Do this: Copy all lines that contain the word "ffffff".

Some records:

━━━━━━━━━━━━━━━━━━━━

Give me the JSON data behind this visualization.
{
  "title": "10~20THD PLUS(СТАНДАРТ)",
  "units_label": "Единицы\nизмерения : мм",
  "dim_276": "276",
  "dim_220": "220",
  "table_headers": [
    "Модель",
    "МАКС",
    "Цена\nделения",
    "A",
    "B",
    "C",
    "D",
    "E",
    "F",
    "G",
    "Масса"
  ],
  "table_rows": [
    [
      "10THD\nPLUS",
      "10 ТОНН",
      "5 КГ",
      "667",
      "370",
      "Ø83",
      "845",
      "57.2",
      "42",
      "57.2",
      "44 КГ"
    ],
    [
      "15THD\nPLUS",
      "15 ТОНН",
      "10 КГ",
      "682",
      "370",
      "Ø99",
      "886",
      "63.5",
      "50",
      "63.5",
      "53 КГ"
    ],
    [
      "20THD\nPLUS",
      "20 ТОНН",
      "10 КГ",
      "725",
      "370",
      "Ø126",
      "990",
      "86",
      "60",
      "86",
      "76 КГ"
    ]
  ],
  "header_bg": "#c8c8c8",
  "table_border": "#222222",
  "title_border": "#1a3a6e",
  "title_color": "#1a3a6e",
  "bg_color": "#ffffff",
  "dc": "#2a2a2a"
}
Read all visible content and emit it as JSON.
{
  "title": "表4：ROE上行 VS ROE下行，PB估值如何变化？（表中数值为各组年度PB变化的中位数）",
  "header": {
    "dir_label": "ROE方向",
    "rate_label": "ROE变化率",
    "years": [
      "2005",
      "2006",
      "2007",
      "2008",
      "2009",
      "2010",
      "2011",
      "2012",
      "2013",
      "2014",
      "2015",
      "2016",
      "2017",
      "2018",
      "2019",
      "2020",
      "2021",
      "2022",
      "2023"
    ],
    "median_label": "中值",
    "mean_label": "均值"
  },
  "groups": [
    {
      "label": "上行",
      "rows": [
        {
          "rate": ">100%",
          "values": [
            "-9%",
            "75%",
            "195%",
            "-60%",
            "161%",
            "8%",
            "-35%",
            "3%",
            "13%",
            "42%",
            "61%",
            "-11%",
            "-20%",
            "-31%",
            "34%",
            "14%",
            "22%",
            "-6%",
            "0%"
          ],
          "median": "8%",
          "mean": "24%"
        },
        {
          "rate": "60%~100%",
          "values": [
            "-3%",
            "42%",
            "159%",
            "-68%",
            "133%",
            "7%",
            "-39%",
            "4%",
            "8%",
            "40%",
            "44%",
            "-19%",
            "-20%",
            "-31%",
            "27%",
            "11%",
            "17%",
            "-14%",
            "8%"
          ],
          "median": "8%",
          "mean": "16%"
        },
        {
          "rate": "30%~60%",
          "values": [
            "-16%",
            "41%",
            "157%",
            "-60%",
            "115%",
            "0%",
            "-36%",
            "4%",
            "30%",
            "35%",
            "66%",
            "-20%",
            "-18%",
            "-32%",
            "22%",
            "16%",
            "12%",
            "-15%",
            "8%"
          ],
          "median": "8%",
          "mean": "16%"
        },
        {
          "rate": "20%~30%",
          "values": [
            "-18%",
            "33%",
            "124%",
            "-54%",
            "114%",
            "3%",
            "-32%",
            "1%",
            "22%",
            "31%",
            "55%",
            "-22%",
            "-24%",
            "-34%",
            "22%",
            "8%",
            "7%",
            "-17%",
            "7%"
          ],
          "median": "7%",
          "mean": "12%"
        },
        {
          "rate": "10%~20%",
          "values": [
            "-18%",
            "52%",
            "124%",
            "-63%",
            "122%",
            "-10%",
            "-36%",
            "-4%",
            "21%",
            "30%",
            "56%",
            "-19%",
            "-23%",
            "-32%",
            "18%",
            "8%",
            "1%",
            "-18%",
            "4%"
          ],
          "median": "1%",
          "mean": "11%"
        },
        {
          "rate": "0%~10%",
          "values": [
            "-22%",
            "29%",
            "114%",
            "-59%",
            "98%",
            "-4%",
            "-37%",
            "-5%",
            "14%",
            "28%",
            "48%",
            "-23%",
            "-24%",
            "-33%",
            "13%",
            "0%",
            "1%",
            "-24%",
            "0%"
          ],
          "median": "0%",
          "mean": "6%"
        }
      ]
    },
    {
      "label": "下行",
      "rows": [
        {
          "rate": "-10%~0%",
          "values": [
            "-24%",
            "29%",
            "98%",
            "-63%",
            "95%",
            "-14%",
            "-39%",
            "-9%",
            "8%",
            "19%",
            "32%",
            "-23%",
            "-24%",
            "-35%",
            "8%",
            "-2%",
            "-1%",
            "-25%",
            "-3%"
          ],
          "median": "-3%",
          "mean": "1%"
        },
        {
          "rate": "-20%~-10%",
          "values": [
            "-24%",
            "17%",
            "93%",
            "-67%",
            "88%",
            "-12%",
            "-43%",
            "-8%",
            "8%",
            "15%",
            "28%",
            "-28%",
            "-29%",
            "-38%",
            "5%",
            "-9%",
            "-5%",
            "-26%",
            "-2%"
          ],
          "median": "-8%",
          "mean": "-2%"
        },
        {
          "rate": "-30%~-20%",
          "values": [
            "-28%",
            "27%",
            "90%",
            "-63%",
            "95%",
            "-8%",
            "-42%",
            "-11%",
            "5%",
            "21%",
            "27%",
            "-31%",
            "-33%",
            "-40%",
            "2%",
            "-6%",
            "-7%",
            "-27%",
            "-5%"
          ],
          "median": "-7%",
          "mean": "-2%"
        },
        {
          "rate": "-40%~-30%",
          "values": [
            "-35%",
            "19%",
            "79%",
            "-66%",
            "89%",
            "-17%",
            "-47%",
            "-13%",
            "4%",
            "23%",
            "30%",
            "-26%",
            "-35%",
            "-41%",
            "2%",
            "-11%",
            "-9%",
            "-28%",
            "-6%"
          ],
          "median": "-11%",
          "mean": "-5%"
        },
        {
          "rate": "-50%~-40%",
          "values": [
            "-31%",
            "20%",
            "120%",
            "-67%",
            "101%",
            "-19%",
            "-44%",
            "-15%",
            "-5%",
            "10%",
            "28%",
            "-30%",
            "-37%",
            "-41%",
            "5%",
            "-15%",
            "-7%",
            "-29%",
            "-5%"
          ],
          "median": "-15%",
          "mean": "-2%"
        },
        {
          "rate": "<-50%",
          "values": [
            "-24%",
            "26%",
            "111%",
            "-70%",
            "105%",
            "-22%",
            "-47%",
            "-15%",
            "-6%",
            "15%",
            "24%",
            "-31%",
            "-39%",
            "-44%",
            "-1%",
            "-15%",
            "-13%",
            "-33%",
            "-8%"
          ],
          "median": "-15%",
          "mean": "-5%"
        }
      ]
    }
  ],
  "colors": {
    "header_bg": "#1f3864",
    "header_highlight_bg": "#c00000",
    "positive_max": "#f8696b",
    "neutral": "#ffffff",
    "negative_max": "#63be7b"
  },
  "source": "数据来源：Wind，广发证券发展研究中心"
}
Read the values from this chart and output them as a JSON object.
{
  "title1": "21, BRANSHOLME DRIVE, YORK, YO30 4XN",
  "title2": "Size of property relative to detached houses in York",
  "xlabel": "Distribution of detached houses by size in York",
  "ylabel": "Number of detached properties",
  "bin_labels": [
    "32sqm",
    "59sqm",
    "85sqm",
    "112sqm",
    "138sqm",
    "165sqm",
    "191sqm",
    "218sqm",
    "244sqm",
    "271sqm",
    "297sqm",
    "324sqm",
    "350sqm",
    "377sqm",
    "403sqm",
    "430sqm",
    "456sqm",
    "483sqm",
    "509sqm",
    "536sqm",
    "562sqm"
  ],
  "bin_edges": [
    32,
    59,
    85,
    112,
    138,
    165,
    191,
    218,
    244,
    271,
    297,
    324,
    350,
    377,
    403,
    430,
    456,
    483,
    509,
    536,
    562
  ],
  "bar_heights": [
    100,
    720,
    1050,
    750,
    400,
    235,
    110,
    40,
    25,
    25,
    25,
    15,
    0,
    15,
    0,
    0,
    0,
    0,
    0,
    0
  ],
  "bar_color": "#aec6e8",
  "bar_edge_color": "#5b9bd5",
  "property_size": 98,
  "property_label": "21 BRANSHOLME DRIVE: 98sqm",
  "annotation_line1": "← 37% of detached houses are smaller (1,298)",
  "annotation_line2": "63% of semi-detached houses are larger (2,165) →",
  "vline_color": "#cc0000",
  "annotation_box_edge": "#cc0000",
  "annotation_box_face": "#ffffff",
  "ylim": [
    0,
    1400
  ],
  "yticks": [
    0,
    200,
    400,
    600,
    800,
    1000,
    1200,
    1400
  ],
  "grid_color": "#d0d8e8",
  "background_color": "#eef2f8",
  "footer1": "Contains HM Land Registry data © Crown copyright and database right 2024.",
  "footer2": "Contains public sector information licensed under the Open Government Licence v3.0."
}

━━━━━━━━━━━━━━━━━━━━

Written reply:
  "bg_color": "#ffffff",
    "neutral": "#ffffff",
  "annotation_box_face": "#ffffff",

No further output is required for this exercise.